■ **What you need to do**
Will you print the material below without altering a single character?

Stored data entries:

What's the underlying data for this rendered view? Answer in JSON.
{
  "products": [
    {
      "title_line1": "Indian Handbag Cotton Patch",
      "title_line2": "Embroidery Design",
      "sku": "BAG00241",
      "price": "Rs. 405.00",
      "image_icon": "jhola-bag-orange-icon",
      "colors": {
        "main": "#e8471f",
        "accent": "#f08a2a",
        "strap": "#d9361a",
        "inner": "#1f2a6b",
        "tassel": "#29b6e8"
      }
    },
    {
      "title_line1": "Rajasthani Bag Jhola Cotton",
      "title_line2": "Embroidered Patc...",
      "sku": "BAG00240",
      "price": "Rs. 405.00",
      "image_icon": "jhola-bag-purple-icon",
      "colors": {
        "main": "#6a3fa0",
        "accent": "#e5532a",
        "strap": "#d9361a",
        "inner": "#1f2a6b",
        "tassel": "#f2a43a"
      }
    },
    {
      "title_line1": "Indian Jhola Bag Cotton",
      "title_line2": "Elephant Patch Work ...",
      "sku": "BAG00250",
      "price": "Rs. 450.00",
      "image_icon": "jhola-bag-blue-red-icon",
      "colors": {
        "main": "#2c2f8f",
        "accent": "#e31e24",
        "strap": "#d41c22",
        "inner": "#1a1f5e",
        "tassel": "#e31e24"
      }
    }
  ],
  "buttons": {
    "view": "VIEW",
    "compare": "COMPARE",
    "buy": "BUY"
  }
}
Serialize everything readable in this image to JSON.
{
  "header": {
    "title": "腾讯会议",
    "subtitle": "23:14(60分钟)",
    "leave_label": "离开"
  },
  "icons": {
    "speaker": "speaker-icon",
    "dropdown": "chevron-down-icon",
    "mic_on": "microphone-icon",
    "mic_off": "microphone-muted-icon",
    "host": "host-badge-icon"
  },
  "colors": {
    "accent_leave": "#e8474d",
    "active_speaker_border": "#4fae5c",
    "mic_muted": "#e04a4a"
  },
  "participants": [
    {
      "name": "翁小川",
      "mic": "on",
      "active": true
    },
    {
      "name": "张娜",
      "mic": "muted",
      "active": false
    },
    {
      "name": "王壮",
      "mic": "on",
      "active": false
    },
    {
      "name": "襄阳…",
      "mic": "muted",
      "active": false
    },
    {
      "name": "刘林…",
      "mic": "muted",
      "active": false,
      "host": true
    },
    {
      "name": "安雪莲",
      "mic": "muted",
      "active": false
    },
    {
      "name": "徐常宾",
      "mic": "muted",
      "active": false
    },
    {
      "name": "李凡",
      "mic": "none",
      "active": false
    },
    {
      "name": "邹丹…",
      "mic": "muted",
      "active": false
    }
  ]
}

■ **Complete output**
What's the underlying data for this rendered view? Answer in JSON.
{
  "products": [
    {
      "title_line1": "Indian Handbag Cotton Patch",
      "title_line2": "Embroidery Design",
      "sku": "BAG00241",
      "price": "Rs. 405.00",
      "image_icon": "jhola-bag-orange-icon",
      "colors": {
        "main": "#e8471f",
        "accent": "#f08a2a",
        "strap": "#d9361a",
        "inner": "#1f2a6b",
        "tassel": "#29b6e8"
      }
    },
    {
      "title_line1": "Rajasthani Bag Jhola Cotton",
      "title_line2": "Embroidered Patc...",
      "sku": "BAG00240",
      "price": "Rs. 405.00",
      "image_icon": "jhola-bag-purple-icon",
      "colors": {
        "main": "#6a3fa0",
        "accent": "#e5532a",
        "strap": "#d9361a",
        "inner": "#1f2a6b",
        "tassel": "#f2a43a"
      }
    },
    {
      "title_line1": "Indian Jhola Bag Cotton",
      "title_line2": "Elephant Patch Work ...",
      "sku": "BAG00250",
      "price": "Rs. 450.00",
      "image_icon": "jhola-bag-blue-red-icon",
      "colors": {
        "main": "#2c2f8f",
        "accent": "#e31e24",
        "strap": "#d41c22",
        "inner": "#1a1f5e",
        "tassel": "#e31e24"
      }
    }
  ],
  "buttons": {
    "view": "VIEW",
    "compare": "COMPARE",
    "buy": "BUY"
  }
}
Serialize everything readable in this image to JSON.
{
  "header": {
    "title": "腾讯会议",
    "subtitle": "23:14(60分钟)",
    "leave_label": "离开"
  },
  "icons": {
    "speaker": "speaker-icon",
    "dropdown": "chevron-down-icon",
    "mic_on": "microphone-icon",
    "mic_off": "microphone-muted-icon",
    "host": "host-badge-icon"
  },
  "colors": {
    "accent_leave": "#e8474d",
    "active_speaker_border": "#4fae5c",
    "mic_muted": "#e04a4a"
  },
  "participants": [
    {
      "name": "翁小川",
      "mic": "on",
      "active": true
    },
    {
      "name": "张娜",
      "mic": "muted",
      "active": false
    },
    {
      "name": "王壮",
      "mic": "on",
      "active": false
    },
    {
      "name": "襄阳…",
      "mic": "muted",
      "active": false
    },
    {
      "name": "刘林…",
      "mic": "muted",
      "active": false,
      "host": true
    },
    {
      "name": "安雪莲",
      "mic": "muted",
      "active": false
    },
    {
      "name": "徐常宾",
      "mic": "muted",
      "active": false
    },
    {
      "name": "李凡",
      "mic": "none",
      "active": false
    },
    {
      "name": "邹丹…",
      "mic": "muted",
      "active": false
    }
  ]
}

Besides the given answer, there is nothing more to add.